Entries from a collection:
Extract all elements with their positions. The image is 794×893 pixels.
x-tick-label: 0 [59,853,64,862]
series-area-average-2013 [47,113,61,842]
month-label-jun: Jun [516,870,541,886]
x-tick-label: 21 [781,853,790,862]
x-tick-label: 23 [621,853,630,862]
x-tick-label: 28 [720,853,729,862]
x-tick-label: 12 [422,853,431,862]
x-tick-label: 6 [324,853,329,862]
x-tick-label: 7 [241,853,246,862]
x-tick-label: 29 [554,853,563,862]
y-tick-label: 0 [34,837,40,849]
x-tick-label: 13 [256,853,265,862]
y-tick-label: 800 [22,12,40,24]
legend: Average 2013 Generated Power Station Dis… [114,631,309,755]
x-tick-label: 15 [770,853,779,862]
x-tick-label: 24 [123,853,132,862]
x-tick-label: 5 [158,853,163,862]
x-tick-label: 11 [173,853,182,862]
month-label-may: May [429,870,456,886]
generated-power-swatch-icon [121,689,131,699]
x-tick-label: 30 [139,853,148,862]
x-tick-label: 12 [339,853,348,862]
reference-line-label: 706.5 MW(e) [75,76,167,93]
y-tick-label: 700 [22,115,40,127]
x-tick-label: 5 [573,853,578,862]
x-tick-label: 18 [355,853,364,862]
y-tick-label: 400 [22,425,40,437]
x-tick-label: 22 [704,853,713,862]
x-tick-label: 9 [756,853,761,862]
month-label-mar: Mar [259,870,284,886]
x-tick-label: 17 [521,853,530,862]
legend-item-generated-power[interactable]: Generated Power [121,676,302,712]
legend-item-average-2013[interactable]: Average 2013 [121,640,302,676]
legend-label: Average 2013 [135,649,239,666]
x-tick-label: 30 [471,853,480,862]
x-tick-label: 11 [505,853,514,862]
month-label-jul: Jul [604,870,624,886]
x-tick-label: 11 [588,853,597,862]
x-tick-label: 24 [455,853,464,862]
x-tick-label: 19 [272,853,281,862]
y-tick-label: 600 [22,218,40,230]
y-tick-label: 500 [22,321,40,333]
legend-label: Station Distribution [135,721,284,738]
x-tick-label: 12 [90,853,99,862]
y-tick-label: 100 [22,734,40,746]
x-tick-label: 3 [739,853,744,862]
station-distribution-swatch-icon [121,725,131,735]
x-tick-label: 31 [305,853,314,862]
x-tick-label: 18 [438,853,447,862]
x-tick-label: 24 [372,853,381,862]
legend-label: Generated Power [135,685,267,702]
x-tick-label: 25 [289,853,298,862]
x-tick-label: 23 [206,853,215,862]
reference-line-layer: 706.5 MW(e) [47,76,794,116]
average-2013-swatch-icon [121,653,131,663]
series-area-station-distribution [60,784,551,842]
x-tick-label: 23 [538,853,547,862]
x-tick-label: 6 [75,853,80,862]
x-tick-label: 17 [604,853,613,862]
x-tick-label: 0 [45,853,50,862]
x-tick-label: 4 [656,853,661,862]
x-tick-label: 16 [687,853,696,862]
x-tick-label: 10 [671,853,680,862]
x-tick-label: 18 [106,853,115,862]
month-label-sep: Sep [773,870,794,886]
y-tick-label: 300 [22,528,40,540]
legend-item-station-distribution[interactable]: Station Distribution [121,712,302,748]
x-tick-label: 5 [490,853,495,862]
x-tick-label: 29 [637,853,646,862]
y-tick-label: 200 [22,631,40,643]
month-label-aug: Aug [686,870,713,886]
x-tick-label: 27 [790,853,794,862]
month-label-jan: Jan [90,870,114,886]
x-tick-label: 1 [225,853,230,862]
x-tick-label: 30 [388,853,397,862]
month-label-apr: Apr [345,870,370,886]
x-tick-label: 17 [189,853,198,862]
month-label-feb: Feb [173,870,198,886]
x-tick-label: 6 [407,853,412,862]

**REQUEST:**
Copy out these entries verbatim, all of them.

**EXPECTED ANSWER:**
Extract all elements with their positions. The image is 794×893 pixels.
x-tick-label: 0 [59,853,64,862]
series-area-average-2013 [47,113,61,842]
month-label-jun: Jun [516,870,541,886]
x-tick-label: 21 [781,853,790,862]
x-tick-label: 23 [621,853,630,862]
x-tick-label: 28 [720,853,729,862]
x-tick-label: 12 [422,853,431,862]
x-tick-label: 6 [324,853,329,862]
x-tick-label: 7 [241,853,246,862]
x-tick-label: 29 [554,853,563,862]
y-tick-label: 0 [34,837,40,849]
x-tick-label: 13 [256,853,265,862]
y-tick-label: 800 [22,12,40,24]
legend: Average 2013 Generated Power Station Dis… [114,631,309,755]
x-tick-label: 15 [770,853,779,862]
x-tick-label: 24 [123,853,132,862]
x-tick-label: 5 [158,853,163,862]
x-tick-label: 11 [173,853,182,862]
month-label-may: May [429,870,456,886]
generated-power-swatch-icon [121,689,131,699]
x-tick-label: 30 [139,853,148,862]
x-tick-label: 12 [339,853,348,862]
reference-line-label: 706.5 MW(e) [75,76,167,93]
y-tick-label: 700 [22,115,40,127]
x-tick-label: 5 [573,853,578,862]
x-tick-label: 18 [355,853,364,862]
y-tick-label: 400 [22,425,40,437]
x-tick-label: 22 [704,853,713,862]
x-tick-label: 9 [756,853,761,862]
month-label-mar: Mar [259,870,284,886]
x-tick-label: 17 [521,853,530,862]
legend-item-generated-power[interactable]: Generated Power [121,676,302,712]
legend-item-average-2013[interactable]: Average 2013 [121,640,302,676]
legend-label: Average 2013 [135,649,239,666]
x-tick-label: 30 [471,853,480,862]
x-tick-label: 11 [505,853,514,862]
month-label-jul: Jul [604,870,624,886]
x-tick-label: 11 [588,853,597,862]
x-tick-label: 24 [455,853,464,862]
x-tick-label: 19 [272,853,281,862]
y-tick-label: 600 [22,218,40,230]
y-tick-label: 500 [22,321,40,333]
legend-label: Station Distribution [135,721,284,738]
x-tick-label: 12 [90,853,99,862]
y-tick-label: 100 [22,734,40,746]
x-tick-label: 3 [739,853,744,862]
station-distribution-swatch-icon [121,725,131,735]
x-tick-label: 31 [305,853,314,862]
x-tick-label: 18 [438,853,447,862]
x-tick-label: 24 [372,853,381,862]
legend-label: Generated Power [135,685,267,702]
x-tick-label: 25 [289,853,298,862]
x-tick-label: 23 [206,853,215,862]
reference-line-layer: 706.5 MW(e) [47,76,794,116]
average-2013-swatch-icon [121,653,131,663]
series-area-station-distribution [60,784,551,842]
x-tick-label: 23 [538,853,547,862]
x-tick-label: 6 [75,853,80,862]
x-tick-label: 17 [604,853,613,862]
x-tick-label: 0 [45,853,50,862]
x-tick-label: 4 [656,853,661,862]
x-tick-label: 16 [687,853,696,862]
x-tick-label: 10 [671,853,680,862]
x-tick-label: 18 [106,853,115,862]
month-label-sep: Sep [773,870,794,886]
y-tick-label: 300 [22,528,40,540]
legend-item-station-distribution[interactable]: Station Distribution [121,712,302,748]
x-tick-label: 5 [490,853,495,862]
x-tick-label: 29 [637,853,646,862]
y-tick-label: 200 [22,631,40,643]
month-label-aug: Aug [686,870,713,886]
x-tick-label: 27 [790,853,794,862]
month-label-jan: Jan [90,870,114,886]
x-tick-label: 1 [225,853,230,862]
x-tick-label: 30 [388,853,397,862]
month-label-apr: Apr [345,870,370,886]
x-tick-label: 17 [189,853,198,862]
month-label-feb: Feb [173,870,198,886]
x-tick-label: 6 [407,853,412,862]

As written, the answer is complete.